• **PROBLEM TO SOLVE**: Output the entries verbatim, including every line.
===============
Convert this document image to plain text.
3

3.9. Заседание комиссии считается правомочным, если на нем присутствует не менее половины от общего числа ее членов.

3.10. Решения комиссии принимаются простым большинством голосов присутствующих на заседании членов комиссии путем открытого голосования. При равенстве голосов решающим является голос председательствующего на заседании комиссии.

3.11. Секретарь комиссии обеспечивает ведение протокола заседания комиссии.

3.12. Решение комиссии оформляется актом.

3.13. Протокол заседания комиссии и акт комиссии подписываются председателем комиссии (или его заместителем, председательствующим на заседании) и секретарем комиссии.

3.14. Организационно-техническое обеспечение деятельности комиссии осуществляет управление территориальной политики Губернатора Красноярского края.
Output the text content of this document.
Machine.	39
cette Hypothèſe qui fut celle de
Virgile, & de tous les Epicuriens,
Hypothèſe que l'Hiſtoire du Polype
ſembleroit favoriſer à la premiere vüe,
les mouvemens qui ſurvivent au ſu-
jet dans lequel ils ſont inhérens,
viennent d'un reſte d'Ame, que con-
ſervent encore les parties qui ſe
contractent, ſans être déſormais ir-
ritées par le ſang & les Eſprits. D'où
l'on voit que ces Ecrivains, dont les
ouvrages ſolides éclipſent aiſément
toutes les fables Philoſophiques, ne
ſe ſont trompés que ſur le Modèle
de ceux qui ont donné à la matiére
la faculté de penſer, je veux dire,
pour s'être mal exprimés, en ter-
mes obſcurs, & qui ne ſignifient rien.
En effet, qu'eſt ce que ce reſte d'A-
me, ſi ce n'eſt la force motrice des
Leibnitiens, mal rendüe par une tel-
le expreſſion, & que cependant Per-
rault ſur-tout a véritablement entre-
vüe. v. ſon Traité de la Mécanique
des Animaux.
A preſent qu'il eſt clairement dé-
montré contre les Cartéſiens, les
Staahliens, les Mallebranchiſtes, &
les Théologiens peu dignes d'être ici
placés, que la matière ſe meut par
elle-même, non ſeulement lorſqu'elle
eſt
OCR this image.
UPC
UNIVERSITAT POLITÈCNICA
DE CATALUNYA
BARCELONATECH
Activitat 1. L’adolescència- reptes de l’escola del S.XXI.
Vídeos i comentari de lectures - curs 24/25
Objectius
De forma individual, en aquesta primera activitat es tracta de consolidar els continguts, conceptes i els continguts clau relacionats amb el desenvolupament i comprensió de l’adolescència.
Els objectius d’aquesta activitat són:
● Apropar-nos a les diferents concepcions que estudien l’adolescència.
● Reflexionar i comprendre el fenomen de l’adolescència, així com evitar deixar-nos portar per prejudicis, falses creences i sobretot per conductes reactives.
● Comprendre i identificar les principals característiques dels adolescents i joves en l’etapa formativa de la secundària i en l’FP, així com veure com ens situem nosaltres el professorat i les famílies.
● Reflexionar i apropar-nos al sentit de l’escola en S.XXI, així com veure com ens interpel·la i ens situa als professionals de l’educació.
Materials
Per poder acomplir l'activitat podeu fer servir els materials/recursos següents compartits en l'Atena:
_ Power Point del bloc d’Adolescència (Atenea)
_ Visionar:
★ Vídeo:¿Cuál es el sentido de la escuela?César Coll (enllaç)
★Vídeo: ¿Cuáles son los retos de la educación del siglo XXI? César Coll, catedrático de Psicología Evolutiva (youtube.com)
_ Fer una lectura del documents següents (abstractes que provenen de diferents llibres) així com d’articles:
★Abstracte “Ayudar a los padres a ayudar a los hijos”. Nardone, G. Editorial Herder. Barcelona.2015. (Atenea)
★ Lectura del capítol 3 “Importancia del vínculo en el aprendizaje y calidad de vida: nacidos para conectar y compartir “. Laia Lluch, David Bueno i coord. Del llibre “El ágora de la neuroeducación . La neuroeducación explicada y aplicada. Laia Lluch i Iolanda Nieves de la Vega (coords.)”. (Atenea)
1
===============
• **FINISHED TASK**:
Convert this document image to plain text.
3

3.9. Заседание комиссии считается правомочным, если на нем присутствует не менее половины от общего числа ее членов.

3.10. Решения комиссии принимаются простым большинством голосов присутствующих на заседании членов комиссии путем открытого голосования. При равенстве голосов решающим является голос председательствующего на заседании комиссии.

3.11. Секретарь комиссии обеспечивает ведение протокола заседания комиссии.

3.12. Решение комиссии оформляется актом.

3.13. Протокол заседания комиссии и акт комиссии подписываются председателем комиссии (или его заместителем, председательствующим на заседании) и секретарем комиссии.

3.14. Организационно-техническое обеспечение деятельности комиссии осуществляет управление территориальной политики Губернатора Красноярского края.
Output the text content of this document.
Machine.	39
cette Hypothèſe qui fut celle de
Virgile, & de tous les Epicuriens,
Hypothèſe que l'Hiſtoire du Polype
ſembleroit favoriſer à la premiere vüe,
les mouvemens qui ſurvivent au ſu-
jet dans lequel ils ſont inhérens,
viennent d'un reſte d'Ame, que con-
ſervent encore les parties qui ſe
contractent, ſans être déſormais ir-
ritées par le ſang & les Eſprits. D'où
l'on voit que ces Ecrivains, dont les
ouvrages ſolides éclipſent aiſément
toutes les fables Philoſophiques, ne
ſe ſont trompés que ſur le Modèle
de ceux qui ont donné à la matiére
la faculté de penſer, je veux dire,
pour s'être mal exprimés, en ter-
mes obſcurs, & qui ne ſignifient rien.
En effet, qu'eſt ce que ce reſte d'A-
me, ſi ce n'eſt la force motrice des
Leibnitiens, mal rendüe par une tel-
le expreſſion, & que cependant Per-
rault ſur-tout a véritablement entre-
vüe. v. ſon Traité de la Mécanique
des Animaux.
A preſent qu'il eſt clairement dé-
montré contre les Cartéſiens, les
Staahliens, les Mallebranchiſtes, &
les Théologiens peu dignes d'être ici
placés, que la matière ſe meut par
elle-même, non ſeulement lorſqu'elle
eſt
OCR this image.
UPC
UNIVERSITAT POLITÈCNICA
DE CATALUNYA
BARCELONATECH
Activitat 1. L’adolescència- reptes de l’escola del S.XXI.
Vídeos i comentari de lectures - curs 24/25
Objectius
De forma individual, en aquesta primera activitat es tracta de consolidar els continguts, conceptes i els continguts clau relacionats amb el desenvolupament i comprensió de l’adolescència.
Els objectius d’aquesta activitat són:
● Apropar-nos a les diferents concepcions que estudien l’adolescència.
● Reflexionar i comprendre el fenomen de l’adolescència, així com evitar deixar-nos portar per prejudicis, falses creences i sobretot per conductes reactives.
● Comprendre i identificar les principals característiques dels adolescents i joves en l’etapa formativa de la secundària i en l’FP, així com veure com ens situem nosaltres el professorat i les famílies.
● Reflexionar i apropar-nos al sentit de l’escola en S.XXI, així com veure com ens interpel·la i ens situa als professionals de l’educació.
Materials
Per poder acomplir l'activitat podeu fer servir els materials/recursos següents compartits en l'Atena:
_ Power Point del bloc d’Adolescència (Atenea)
_ Visionar:
★ Vídeo:¿Cuál es el sentido de la escuela?César Coll (enllaç)
★Vídeo: ¿Cuáles son los retos de la educación del siglo XXI? César Coll, catedrático de Psicología Evolutiva (youtube.com)
_ Fer una lectura del documents següents (abstractes que provenen de diferents llibres) així com d’articles:
★Abstracte “Ayudar a los padres a ayudar a los hijos”. Nardone, G. Editorial Herder. Barcelona.2015. (Atenea)
★ Lectura del capítol 3 “Importancia del vínculo en el aprendizaje y calidad de vida: nacidos para conectar y compartir “. Laia Lluch, David Bueno i coord. Del llibre “El ágora de la neuroeducación . La neuroeducación explicada y aplicada. Laia Lluch i Iolanda Nieves de la Vega (coords.)”. (Atenea)
1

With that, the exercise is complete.